What the task asks: Render the following material again verbatim, leaving nothing out.

Start of Records for this exercise

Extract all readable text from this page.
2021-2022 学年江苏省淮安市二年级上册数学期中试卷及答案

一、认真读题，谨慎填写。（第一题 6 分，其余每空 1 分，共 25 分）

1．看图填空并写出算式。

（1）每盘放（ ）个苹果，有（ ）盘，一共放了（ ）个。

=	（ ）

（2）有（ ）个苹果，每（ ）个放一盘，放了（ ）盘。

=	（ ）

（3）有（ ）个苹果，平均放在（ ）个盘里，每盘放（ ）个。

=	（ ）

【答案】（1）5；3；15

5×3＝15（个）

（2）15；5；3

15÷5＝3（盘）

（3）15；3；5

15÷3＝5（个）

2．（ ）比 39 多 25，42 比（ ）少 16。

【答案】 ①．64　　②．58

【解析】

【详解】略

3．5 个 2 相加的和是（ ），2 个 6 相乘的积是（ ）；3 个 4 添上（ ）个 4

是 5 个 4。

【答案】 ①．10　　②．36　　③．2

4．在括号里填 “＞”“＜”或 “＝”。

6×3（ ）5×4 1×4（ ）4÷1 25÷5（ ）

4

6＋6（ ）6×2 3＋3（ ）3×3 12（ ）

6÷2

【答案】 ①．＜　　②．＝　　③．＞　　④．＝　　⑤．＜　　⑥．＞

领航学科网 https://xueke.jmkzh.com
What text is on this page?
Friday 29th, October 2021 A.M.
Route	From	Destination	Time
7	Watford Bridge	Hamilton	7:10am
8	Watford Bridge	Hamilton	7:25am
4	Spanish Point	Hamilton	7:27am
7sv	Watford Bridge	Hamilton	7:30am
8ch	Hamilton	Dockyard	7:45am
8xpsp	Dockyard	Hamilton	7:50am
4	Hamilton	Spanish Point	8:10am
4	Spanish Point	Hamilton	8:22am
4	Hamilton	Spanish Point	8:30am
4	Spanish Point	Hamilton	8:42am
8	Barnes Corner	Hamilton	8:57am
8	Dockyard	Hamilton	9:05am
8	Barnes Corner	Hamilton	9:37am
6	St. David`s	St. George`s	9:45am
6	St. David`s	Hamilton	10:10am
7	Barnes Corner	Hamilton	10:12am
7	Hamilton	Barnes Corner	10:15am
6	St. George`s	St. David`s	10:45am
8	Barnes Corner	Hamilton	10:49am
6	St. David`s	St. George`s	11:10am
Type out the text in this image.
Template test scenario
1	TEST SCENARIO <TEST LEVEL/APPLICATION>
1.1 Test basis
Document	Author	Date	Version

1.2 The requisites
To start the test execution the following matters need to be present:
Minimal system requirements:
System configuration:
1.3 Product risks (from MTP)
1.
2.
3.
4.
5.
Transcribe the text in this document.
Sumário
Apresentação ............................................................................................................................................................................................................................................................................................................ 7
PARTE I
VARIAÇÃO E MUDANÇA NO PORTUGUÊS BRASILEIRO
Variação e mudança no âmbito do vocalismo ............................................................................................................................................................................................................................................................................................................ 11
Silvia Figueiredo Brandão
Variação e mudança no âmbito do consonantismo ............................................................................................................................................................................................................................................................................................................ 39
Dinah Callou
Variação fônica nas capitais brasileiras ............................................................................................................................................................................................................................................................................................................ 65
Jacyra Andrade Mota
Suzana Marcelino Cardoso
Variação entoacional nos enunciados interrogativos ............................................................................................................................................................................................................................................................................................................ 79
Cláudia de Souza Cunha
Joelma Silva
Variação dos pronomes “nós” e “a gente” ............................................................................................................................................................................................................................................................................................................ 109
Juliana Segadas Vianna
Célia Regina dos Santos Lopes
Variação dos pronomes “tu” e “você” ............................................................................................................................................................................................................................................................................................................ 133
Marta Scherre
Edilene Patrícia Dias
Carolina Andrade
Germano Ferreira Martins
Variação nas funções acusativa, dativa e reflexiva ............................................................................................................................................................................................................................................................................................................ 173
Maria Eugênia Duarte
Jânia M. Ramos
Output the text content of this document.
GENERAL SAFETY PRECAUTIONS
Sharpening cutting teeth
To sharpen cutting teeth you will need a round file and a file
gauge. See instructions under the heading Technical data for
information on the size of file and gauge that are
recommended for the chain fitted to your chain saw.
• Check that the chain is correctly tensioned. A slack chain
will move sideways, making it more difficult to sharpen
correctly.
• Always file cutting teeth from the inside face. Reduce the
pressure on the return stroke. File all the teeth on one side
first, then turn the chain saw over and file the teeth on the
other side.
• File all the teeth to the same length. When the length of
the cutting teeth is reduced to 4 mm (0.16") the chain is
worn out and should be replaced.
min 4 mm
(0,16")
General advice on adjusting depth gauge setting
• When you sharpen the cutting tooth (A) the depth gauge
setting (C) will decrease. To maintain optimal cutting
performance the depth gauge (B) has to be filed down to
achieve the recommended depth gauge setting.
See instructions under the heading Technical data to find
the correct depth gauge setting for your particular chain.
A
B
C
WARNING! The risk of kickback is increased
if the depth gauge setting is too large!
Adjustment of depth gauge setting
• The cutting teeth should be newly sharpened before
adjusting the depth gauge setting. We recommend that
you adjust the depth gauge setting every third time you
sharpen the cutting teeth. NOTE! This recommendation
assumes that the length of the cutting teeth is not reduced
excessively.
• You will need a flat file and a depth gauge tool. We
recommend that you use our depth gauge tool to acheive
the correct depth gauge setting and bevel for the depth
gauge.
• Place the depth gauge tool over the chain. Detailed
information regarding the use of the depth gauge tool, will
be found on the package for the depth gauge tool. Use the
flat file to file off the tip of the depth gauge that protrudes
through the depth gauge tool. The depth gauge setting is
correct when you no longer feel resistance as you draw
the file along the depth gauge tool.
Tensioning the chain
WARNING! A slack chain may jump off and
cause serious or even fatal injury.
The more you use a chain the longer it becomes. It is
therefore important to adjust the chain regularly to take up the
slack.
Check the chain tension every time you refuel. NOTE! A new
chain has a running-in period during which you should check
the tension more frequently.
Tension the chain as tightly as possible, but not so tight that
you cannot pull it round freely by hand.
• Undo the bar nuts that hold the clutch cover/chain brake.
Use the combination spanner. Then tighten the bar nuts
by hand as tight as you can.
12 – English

End of Records for this exercise

Output:
Extract all readable text from this page.
2021-2022 学年江苏省淮安市二年级上册数学期中试卷及答案

一、认真读题，谨慎填写。（第一题 6 分，其余每空 1 分，共 25 分）

1．看图填空并写出算式。

（1）每盘放（ ）个苹果，有（ ）盘，一共放了（ ）个。

=	（ ）

（2）有（ ）个苹果，每（ ）个放一盘，放了（ ）盘。

=	（ ）

（3）有（ ）个苹果，平均放在（ ）个盘里，每盘放（ ）个。

=	（ ）

【答案】（1）5；3；15

5×3＝15（个）

（2）15；5；3

15÷5＝3（盘）

（3）15；3；5

15÷3＝5（个）

2．（ ）比 39 多 25，42 比（ ）少 16。

【答案】 ①．64　　②．58

【解析】

【详解】略

3．5 个 2 相加的和是（ ），2 个 6 相乘的积是（ ）；3 个 4 添上（ ）个 4

是 5 个 4。

【答案】 ①．10　　②．36　　③．2

4．在括号里填 “＞”“＜”或 “＝”。

6×3（ ）5×4 1×4（ ）4÷1 25÷5（ ）

4

6＋6（ ）6×2 3＋3（ ）3×3 12（ ）

6÷2

【答案】 ①．＜　　②．＝　　③．＞　　④．＝　　⑤．＜　　⑥．＞

领航学科网 https://xueke.jmkzh.com
What text is on this page?
Friday 29th, October 2021 A.M.
Route	From	Destination	Time
7	Watford Bridge	Hamilton	7:10am
8	Watford Bridge	Hamilton	7:25am
4	Spanish Point	Hamilton	7:27am
7sv	Watford Bridge	Hamilton	7:30am
8ch	Hamilton	Dockyard	7:45am
8xpsp	Dockyard	Hamilton	7:50am
4	Hamilton	Spanish Point	8:10am
4	Spanish Point	Hamilton	8:22am
4	Hamilton	Spanish Point	8:30am
4	Spanish Point	Hamilton	8:42am
8	Barnes Corner	Hamilton	8:57am
8	Dockyard	Hamilton	9:05am
8	Barnes Corner	Hamilton	9:37am
6	St. David`s	St. George`s	9:45am
6	St. David`s	Hamilton	10:10am
7	Barnes Corner	Hamilton	10:12am
7	Hamilton	Barnes Corner	10:15am
6	St. George`s	St. David`s	10:45am
8	Barnes Corner	Hamilton	10:49am
6	St. David`s	St. George`s	11:10am
Type out the text in this image.
Template test scenario
1	TEST SCENARIO <TEST LEVEL/APPLICATION>
1.1 Test basis
Document	Author	Date	Version

1.2 The requisites
To start the test execution the following matters need to be present:
Minimal system requirements:
System configuration:
1.3 Product risks (from MTP)
1.
2.
3.
4.
5.
Transcribe the text in this document.
Sumário
Apresentação ............................................................................................................................................................................................................................................................................................................ 7
PARTE I
VARIAÇÃO E MUDANÇA NO PORTUGUÊS BRASILEIRO
Variação e mudança no âmbito do vocalismo ............................................................................................................................................................................................................................................................................................................ 11
Silvia Figueiredo Brandão
Variação e mudança no âmbito do consonantismo ............................................................................................................................................................................................................................................................................................................ 39
Dinah Callou
Variação fônica nas capitais brasileiras ............................................................................................................................................................................................................................................................................................................ 65
Jacyra Andrade Mota
Suzana Marcelino Cardoso
Variação entoacional nos enunciados interrogativos ............................................................................................................................................................................................................................................................................................................ 79
Cláudia de Souza Cunha
Joelma Silva
Variação dos pronomes “nós” e “a gente” ............................................................................................................................................................................................................................................................................................................ 109
Juliana Segadas Vianna
Célia Regina dos Santos Lopes
Variação dos pronomes “tu” e “você” ............................................................................................................................................................................................................................................................................................................ 133
Marta Scherre
Edilene Patrícia Dias
Carolina Andrade
Germano Ferreira Martins
Variação nas funções acusativa, dativa e reflexiva ............................................................................................................................................................................................................................................................................................................ 173
Maria Eugênia Duarte
Jânia M. Ramos
Output the text content of this document.
GENERAL SAFETY PRECAUTIONS
Sharpening cutting teeth
To sharpen cutting teeth you will need a round file and a file
gauge. See instructions under the heading Technical data for
information on the size of file and gauge that are
recommended for the chain fitted to your chain saw.
• Check that the chain is correctly tensioned. A slack chain
will move sideways, making it more difficult to sharpen
correctly.
• Always file cutting teeth from the inside face. Reduce the
pressure on the return stroke. File all the teeth on one side
first, then turn the chain saw over and file the teeth on the
other side.
• File all the teeth to the same length. When the length of
the cutting teeth is reduced to 4 mm (0.16") the chain is
worn out and should be replaced.
min 4 mm
(0,16")
General advice on adjusting depth gauge setting
• When you sharpen the cutting tooth (A) the depth gauge
setting (C) will decrease. To maintain optimal cutting
performance the depth gauge (B) has to be filed down to
achieve the recommended depth gauge setting.
See instructions under the heading Technical data to find
the correct depth gauge setting for your particular chain.
A
B
C
WARNING! The risk of kickback is increased
if the depth gauge setting is too large!
Adjustment of depth gauge setting
• The cutting teeth should be newly sharpened before
adjusting the depth gauge setting. We recommend that
you adjust the depth gauge setting every third time you
sharpen the cutting teeth. NOTE! This recommendation
assumes that the length of the cutting teeth is not reduced
excessively.
• You will need a flat file and a depth gauge tool. We
recommend that you use our depth gauge tool to acheive
the correct depth gauge setting and bevel for the depth
gauge.
• Place the depth gauge tool over the chain. Detailed
information regarding the use of the depth gauge tool, will
be found on the package for the depth gauge tool. Use the
flat file to file off the tip of the depth gauge that protrudes
through the depth gauge tool. The depth gauge setting is
correct when you no longer feel resistance as you draw
the file along the depth gauge tool.
Tensioning the chain
WARNING! A slack chain may jump off and
cause serious or even fatal injury.
The more you use a chain the longer it becomes. It is
therefore important to adjust the chain regularly to take up the
slack.
Check the chain tension every time you refuel. NOTE! A new
chain has a running-in period during which you should check
the tension more frequently.
Tension the chain as tightly as possible, but not so tight that
you cannot pull it round freely by hand.
• Undo the bar nuts that hold the clutch cover/chain brake.
Use the combination spanner. Then tighten the bar nuts
by hand as tight as you can.
12 – English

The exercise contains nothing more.